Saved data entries
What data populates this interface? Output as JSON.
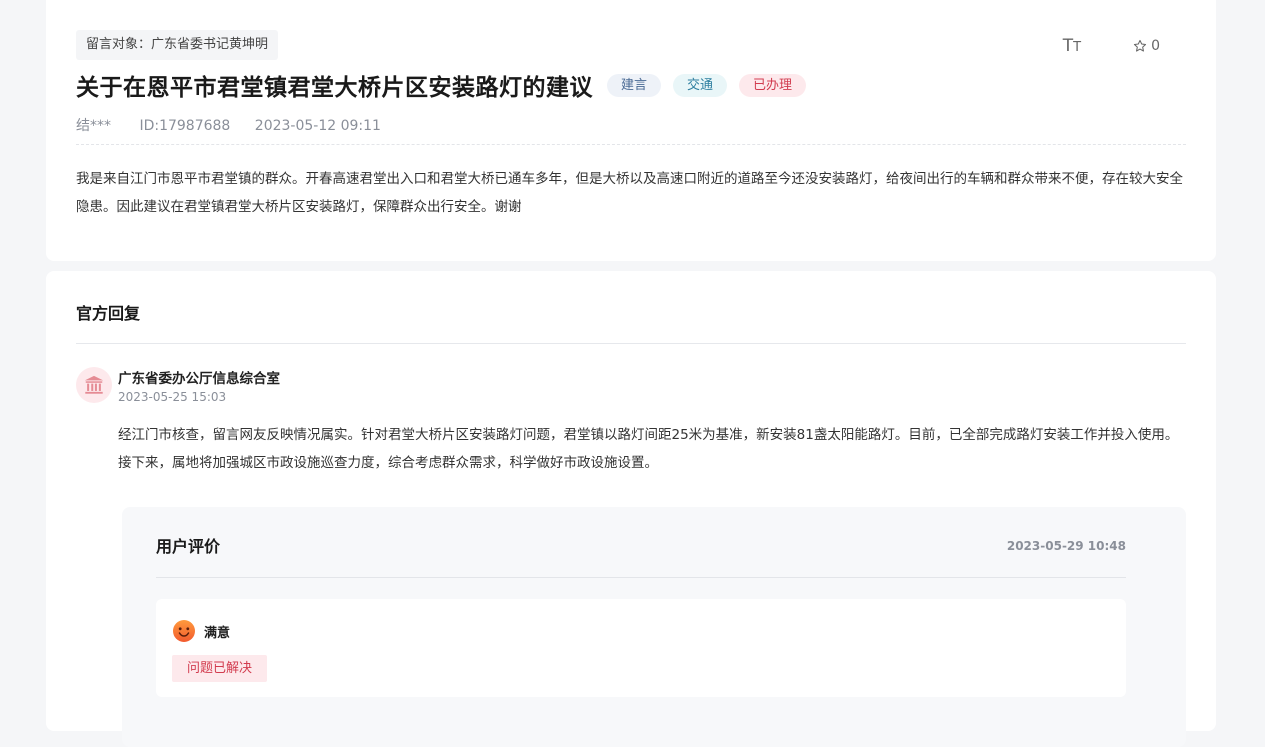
{
  "message": {
    "target_label": "留言对象：广东省委书记黄坤明",
    "title": "关于在恩平市君堂镇君堂大桥片区安装路灯的建议",
    "tags": {
      "type": "建言",
      "category": "交通",
      "status": "已办理"
    },
    "author": "结***",
    "id_label": "ID:17987688",
    "date": "2023-05-12 09:11",
    "body": "我是来自江门市恩平市君堂镇的群众。开春高速君堂出入口和君堂大桥已通车多年，但是大桥以及高速口附近的道路至今还没安装路灯，给夜间出行的车辆和群众带来不便，存在较大安全隐患。因此建议在君堂镇君堂大桥片区安装路灯，保障群众出行安全。谢谢",
    "favorite_count": "0"
  },
  "tools": {
    "font_size_icon": "font-size-icon",
    "star_icon": "star-icon"
  },
  "reply": {
    "section_title": "官方回复",
    "org_icon": "government-building-icon",
    "org_name": "广东省委办公厅信息综合室",
    "time": "2023-05-25 15:03",
    "text": "经江门市核查，留言网友反映情况属实。针对君堂大桥片区安装路灯问题，君堂镇以路灯间距25米为基准，新安装81盏太阳能路灯。目前，已全部完成路灯安装工作并投入使用。接下来，属地将加强城区市政设施巡查力度，综合考虑群众需求，科学做好市政设施设置。"
  },
  "evaluation": {
    "title": "用户评价",
    "date": "2023-05-29 10:48",
    "rating_icon": "smile-face-icon",
    "rating_label": "满意",
    "resolved_tag": "问题已解决"
  },
  "colors": {
    "accent_red": "#d23c4f",
    "tag_blue": "#4a6a94",
    "tag_teal": "#2f7fa0"
  }
}
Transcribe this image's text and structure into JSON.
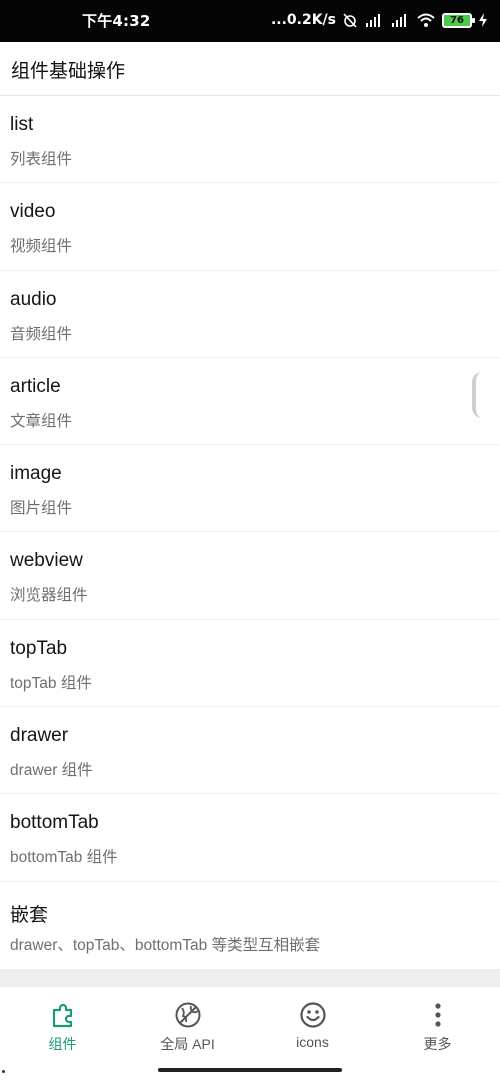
{
  "status_bar": {
    "time": "下午4:32",
    "network_speed": "...0.2K/s",
    "battery_level": "76",
    "icons": [
      "alarm-off-icon",
      "hd-signal-icon",
      "signal-icon",
      "wifi-icon",
      "battery-icon",
      "charging-icon"
    ]
  },
  "header": {
    "title": "组件基础操作"
  },
  "list": {
    "items": [
      {
        "title": "list",
        "subtitle": "列表组件"
      },
      {
        "title": "video",
        "subtitle": "视频组件"
      },
      {
        "title": "audio",
        "subtitle": "音频组件"
      },
      {
        "title": "article",
        "subtitle": "文章组件"
      },
      {
        "title": "image",
        "subtitle": "图片组件"
      },
      {
        "title": "webview",
        "subtitle": "浏览器组件"
      },
      {
        "title": "topTab",
        "subtitle": "topTab 组件"
      },
      {
        "title": "drawer",
        "subtitle": "drawer 组件"
      },
      {
        "title": "bottomTab",
        "subtitle": "bottomTab 组件"
      },
      {
        "title": "嵌套",
        "subtitle": "drawer、topTab、bottomTab 等类型互相嵌套"
      }
    ]
  },
  "tab_bar": {
    "active_color": "#1c9a7a",
    "tabs": [
      {
        "label": "组件",
        "icon": "puzzle-icon",
        "active": true
      },
      {
        "label": "全局 API",
        "icon": "globe-api-icon",
        "active": false
      },
      {
        "label": "icons",
        "icon": "smiley-icon",
        "active": false
      },
      {
        "label": "更多",
        "icon": "more-vertical-icon",
        "active": false
      }
    ]
  }
}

WRITTEN INSTRUCTION
Where a line of the records above holds the word "this", copy that line.

ANSWER TO THE PROBLEM
What data populates this interface? Output as JSON.
Transcribe this image's text and structure into JSON.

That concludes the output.